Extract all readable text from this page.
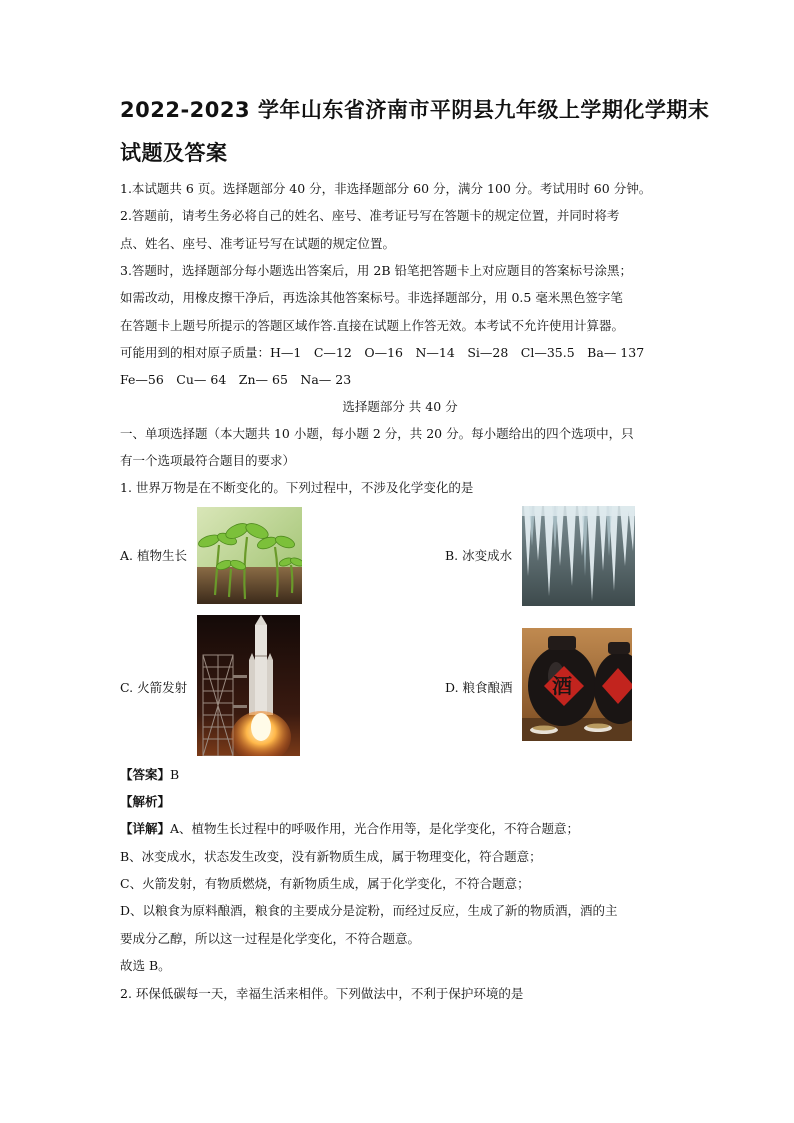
2022-2023 学年山东省济南市平阴县九年级上学期化学期末
试题及答案
1.本试题共 6 页。选择题部分 40 分，非选择题部分 60 分，满分 100 分。考试用时 60 分钟。
2.答题前，请考生务必将自己的姓名、座号、准考证号写在答题卡的规定位置，并同时将考
点、姓名、座号、准考证号写在试题的规定位置。
3.答题时，选择题部分每小题选出答案后，用 2B 铅笔把答题卡上对应题目的答案标号涂黑；
如需改动，用橡皮擦干净后，再选涂其他答案标号。非选择题部分，用 0.5 毫米黑色签字笔
在答题卡上题号所提示的答题区域作答.直接在试题上作答无效。本考试不允许使用计算器。
可能用到的相对原子质量：H—1　C—12　O—16　N—14　Si—28　Cl—35.5　Ba— 137
Fe—56　Cu— 64　Zn— 65　Na— 23
选择题部分 共 40 分
一、单项选择题（本大题共 10 小题，每小题 2 分，共 20 分。每小题给出的四个选项中，只
有一个选项最符合题目的要求）
1. 世界万物是在不断变化的。下列过程中，不涉及化学变化的是
A. 植物生长	B. 冰变成水
C. 火箭发射	D. 粮食酿酒 酒
【答案】B
【解析】
【详解】A、植物生长过程中的呼吸作用，光合作用等，是化学变化，不符合题意；
B、冰变成水，状态发生改变，没有新物质生成，属于物理变化，符合题意；
C、火箭发射，有物质燃烧，有新物质生成，属于化学变化，不符合题意；
D、以粮食为原料酿酒，粮食的主要成分是淀粉，而经过反应，生成了新的物质酒，酒的主
要成分乙醇，所以这一过程是化学变化，不符合题意。
故选 B。
2. 环保低碳每一天，幸福生活来相伴。下列做法中，不利于保护环境的是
---------------
Problem description: Omit pictures; set down the rest of the material word for word.

Solution:
Extract all readable text from this page.
2022-2023 学年山东省济南市平阴县九年级上学期化学期末
试题及答案
1.本试题共 6 页。选择题部分 40 分，非选择题部分 60 分，满分 100 分。考试用时 60 分钟。
2.答题前，请考生务必将自己的姓名、座号、准考证号写在答题卡的规定位置，并同时将考
点、姓名、座号、准考证号写在试题的规定位置。
3.答题时，选择题部分每小题选出答案后，用 2B 铅笔把答题卡上对应题目的答案标号涂黑；
如需改动，用橡皮擦干净后，再选涂其他答案标号。非选择题部分，用 0.5 毫米黑色签字笔
在答题卡上题号所提示的答题区域作答.直接在试题上作答无效。本考试不允许使用计算器。
可能用到的相对原子质量：H—1　C—12　O—16　N—14　Si—28　Cl—35.5　Ba— 137
Fe—56　Cu— 64　Zn— 65　Na— 23
选择题部分 共 40 分
一、单项选择题（本大题共 10 小题，每小题 2 分，共 20 分。每小题给出的四个选项中，只
有一个选项最符合题目的要求）
1. 世界万物是在不断变化的。下列过程中，不涉及化学变化的是
A. 植物生长	B. 冰变成水
C. 火箭发射	D. 粮食酿酒 酒
【答案】B
【解析】
【详解】A、植物生长过程中的呼吸作用，光合作用等，是化学变化，不符合题意；
B、冰变成水，状态发生改变，没有新物质生成，属于物理变化，符合题意；
C、火箭发射，有物质燃烧，有新物质生成，属于化学变化，不符合题意；
D、以粮食为原料酿酒，粮食的主要成分是淀粉，而经过反应，生成了新的物质酒，酒的主
要成分乙醇，所以这一过程是化学变化，不符合题意。
故选 B。
2. 环保低碳每一天，幸福生活来相伴。下列做法中，不利于保护环境的是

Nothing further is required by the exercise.